* **What you are asked to do**
Copy the part that opens with the line containing "tile-user-label: USER (865, 408, 892, 416)" and closes with the line containing "github-link[interactable]: GitHub (1073, 580, 1122, 595)", keeping both of those lines and everything between them word for word.

* **Data rows**
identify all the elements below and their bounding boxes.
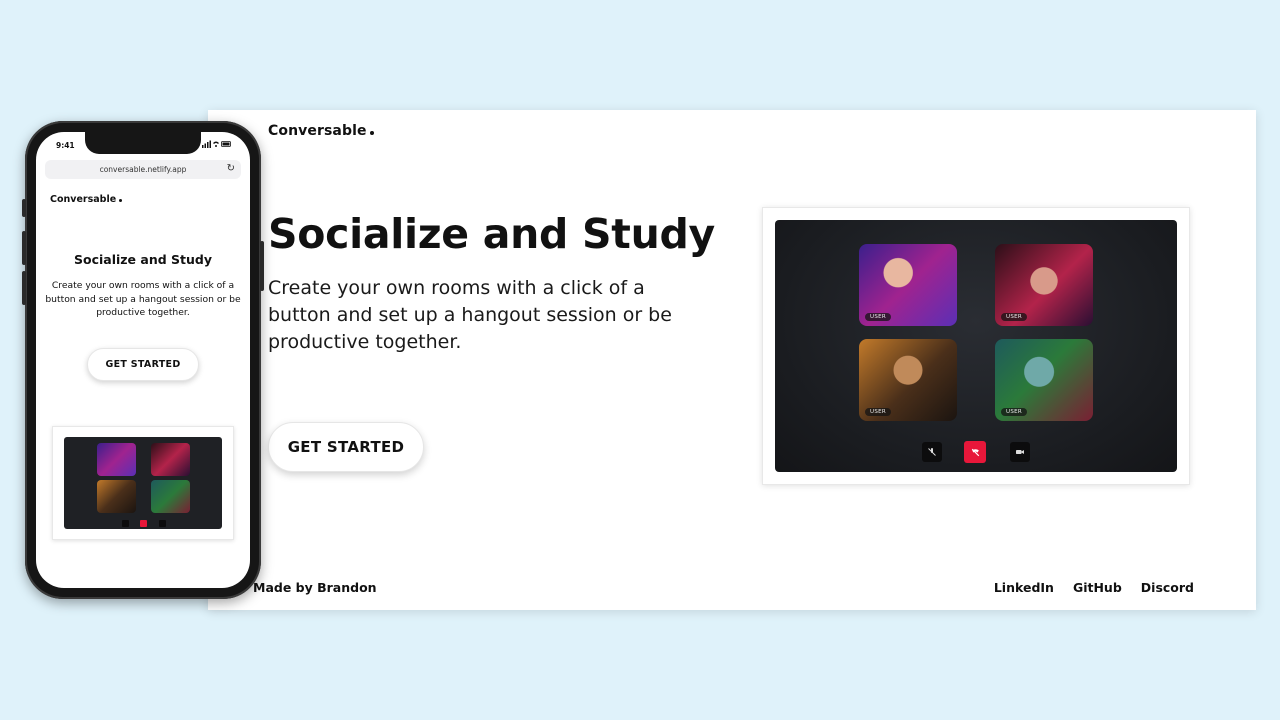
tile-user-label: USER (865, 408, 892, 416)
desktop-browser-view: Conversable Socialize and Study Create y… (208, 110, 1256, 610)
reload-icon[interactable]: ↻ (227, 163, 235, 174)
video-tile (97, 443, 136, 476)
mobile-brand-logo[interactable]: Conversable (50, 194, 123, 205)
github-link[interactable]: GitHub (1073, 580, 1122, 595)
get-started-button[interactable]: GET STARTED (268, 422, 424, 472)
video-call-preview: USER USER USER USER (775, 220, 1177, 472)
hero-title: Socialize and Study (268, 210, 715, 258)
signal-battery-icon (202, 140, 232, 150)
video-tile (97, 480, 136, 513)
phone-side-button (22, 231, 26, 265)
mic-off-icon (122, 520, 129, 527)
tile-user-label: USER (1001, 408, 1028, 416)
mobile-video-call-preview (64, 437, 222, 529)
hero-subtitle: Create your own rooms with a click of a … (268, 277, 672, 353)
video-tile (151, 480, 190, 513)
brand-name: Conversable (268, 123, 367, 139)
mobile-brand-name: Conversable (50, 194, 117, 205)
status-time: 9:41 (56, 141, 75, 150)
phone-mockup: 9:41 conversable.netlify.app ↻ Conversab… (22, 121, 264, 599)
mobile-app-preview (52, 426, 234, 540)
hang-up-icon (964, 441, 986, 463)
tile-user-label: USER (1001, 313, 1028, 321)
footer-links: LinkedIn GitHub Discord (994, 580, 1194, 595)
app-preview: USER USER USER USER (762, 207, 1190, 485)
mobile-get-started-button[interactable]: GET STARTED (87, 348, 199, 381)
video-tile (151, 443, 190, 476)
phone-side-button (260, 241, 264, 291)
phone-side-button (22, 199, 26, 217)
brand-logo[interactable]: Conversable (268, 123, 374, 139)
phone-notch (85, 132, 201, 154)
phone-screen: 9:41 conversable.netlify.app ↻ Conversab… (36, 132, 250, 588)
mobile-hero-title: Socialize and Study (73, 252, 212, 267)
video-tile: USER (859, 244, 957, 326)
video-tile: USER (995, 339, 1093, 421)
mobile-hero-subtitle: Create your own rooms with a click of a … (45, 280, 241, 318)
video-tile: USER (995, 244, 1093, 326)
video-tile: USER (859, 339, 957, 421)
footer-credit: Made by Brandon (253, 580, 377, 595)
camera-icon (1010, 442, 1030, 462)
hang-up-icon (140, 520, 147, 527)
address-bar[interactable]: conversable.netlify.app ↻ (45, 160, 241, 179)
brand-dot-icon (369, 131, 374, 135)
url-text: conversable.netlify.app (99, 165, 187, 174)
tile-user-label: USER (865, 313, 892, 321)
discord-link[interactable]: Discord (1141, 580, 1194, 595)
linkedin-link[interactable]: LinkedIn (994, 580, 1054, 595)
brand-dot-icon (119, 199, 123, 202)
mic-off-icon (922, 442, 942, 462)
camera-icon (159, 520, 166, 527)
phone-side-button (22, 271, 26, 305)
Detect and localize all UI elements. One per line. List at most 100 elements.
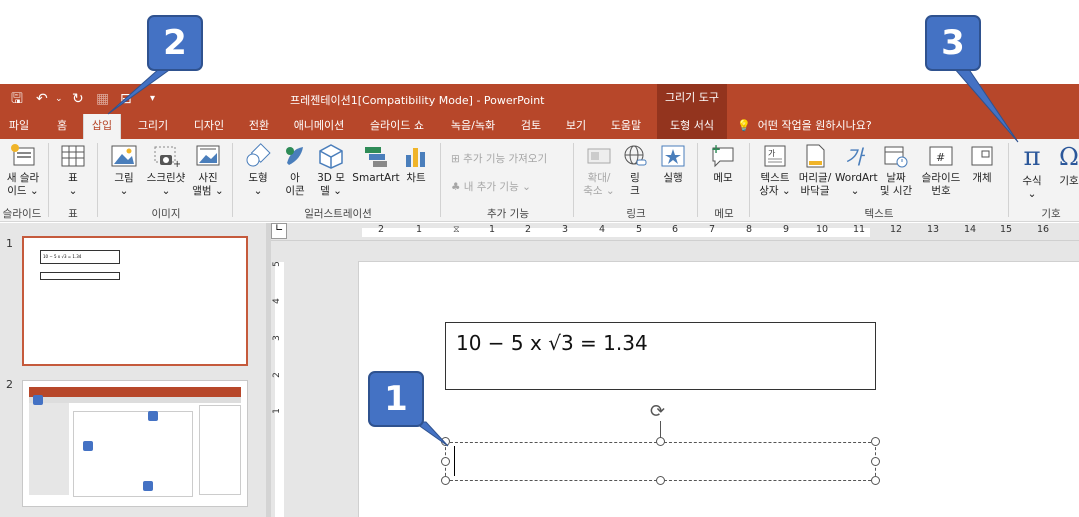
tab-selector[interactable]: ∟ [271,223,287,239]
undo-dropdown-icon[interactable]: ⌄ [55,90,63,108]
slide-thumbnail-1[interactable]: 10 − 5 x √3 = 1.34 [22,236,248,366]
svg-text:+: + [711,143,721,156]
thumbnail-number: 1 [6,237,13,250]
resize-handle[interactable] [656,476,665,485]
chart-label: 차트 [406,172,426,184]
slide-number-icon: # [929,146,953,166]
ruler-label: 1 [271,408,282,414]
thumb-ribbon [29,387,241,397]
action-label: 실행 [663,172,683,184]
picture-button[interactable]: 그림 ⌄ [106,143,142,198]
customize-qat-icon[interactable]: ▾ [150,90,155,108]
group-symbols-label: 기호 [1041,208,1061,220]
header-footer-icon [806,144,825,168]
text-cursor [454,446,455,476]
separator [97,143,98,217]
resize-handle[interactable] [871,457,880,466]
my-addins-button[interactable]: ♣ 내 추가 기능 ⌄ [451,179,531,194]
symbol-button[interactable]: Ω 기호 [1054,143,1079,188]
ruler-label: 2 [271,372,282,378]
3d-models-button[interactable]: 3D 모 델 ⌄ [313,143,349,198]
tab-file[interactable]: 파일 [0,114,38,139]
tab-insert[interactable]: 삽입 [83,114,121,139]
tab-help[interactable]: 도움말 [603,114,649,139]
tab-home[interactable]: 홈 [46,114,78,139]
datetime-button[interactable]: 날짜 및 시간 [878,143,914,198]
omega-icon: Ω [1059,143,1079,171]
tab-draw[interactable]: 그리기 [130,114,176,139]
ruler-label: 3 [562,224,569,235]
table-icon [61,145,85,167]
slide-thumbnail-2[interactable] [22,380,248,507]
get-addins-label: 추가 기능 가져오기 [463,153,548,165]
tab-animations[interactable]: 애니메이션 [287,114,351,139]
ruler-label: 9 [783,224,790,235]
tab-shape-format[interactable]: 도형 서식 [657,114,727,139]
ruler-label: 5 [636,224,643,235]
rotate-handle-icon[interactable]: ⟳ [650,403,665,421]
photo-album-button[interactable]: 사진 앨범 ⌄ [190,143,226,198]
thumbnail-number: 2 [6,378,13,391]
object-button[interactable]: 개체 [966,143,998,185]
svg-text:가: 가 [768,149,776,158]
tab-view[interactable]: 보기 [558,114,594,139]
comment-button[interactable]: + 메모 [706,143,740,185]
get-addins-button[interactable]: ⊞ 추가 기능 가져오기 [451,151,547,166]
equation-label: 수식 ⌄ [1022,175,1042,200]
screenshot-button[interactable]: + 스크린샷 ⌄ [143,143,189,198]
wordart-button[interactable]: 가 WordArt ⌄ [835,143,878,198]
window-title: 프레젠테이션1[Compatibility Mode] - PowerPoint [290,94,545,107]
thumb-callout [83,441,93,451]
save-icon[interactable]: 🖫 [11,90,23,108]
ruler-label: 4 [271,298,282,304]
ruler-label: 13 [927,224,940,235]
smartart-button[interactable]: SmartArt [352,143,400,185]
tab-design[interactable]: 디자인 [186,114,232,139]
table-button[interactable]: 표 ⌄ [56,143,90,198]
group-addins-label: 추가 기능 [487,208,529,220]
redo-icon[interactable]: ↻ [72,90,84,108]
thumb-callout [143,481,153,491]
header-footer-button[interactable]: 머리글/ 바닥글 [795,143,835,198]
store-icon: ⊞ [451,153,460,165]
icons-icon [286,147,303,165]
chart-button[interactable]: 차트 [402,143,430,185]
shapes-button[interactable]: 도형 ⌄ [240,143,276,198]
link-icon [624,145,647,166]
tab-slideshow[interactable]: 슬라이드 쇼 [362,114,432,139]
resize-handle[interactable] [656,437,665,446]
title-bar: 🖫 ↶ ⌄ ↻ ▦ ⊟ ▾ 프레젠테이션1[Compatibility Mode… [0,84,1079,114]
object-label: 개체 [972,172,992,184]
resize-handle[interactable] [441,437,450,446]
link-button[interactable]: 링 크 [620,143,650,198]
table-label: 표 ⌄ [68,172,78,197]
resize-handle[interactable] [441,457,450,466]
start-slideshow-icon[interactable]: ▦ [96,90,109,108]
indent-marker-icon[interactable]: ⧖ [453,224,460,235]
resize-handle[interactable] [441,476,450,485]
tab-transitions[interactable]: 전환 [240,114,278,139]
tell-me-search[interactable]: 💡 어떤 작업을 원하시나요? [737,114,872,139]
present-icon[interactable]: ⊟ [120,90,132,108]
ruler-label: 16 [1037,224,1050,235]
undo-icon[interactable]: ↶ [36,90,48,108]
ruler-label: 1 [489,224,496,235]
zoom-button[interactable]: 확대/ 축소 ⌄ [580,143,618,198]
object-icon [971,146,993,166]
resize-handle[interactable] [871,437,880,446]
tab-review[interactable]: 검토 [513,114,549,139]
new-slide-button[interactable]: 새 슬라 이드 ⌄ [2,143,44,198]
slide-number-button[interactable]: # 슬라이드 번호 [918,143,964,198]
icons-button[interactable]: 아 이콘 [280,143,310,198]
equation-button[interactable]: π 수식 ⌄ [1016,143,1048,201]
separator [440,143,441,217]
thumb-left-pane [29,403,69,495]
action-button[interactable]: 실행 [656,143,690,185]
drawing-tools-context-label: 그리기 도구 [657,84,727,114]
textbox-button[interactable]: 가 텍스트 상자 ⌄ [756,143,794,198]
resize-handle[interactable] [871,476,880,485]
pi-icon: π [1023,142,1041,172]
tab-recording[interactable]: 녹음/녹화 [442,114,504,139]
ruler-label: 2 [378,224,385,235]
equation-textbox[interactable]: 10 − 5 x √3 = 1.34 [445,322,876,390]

* **Solution for this problem**
tile-user-label: USER (865, 408, 892, 416)
desktop-browser-view: Conversable Socialize and Study Create y… (208, 110, 1256, 610)
reload-icon[interactable]: ↻ (227, 163, 235, 174)
video-tile (97, 443, 136, 476)
mobile-brand-logo[interactable]: Conversable (50, 194, 123, 205)
github-link[interactable]: GitHub (1073, 580, 1122, 595)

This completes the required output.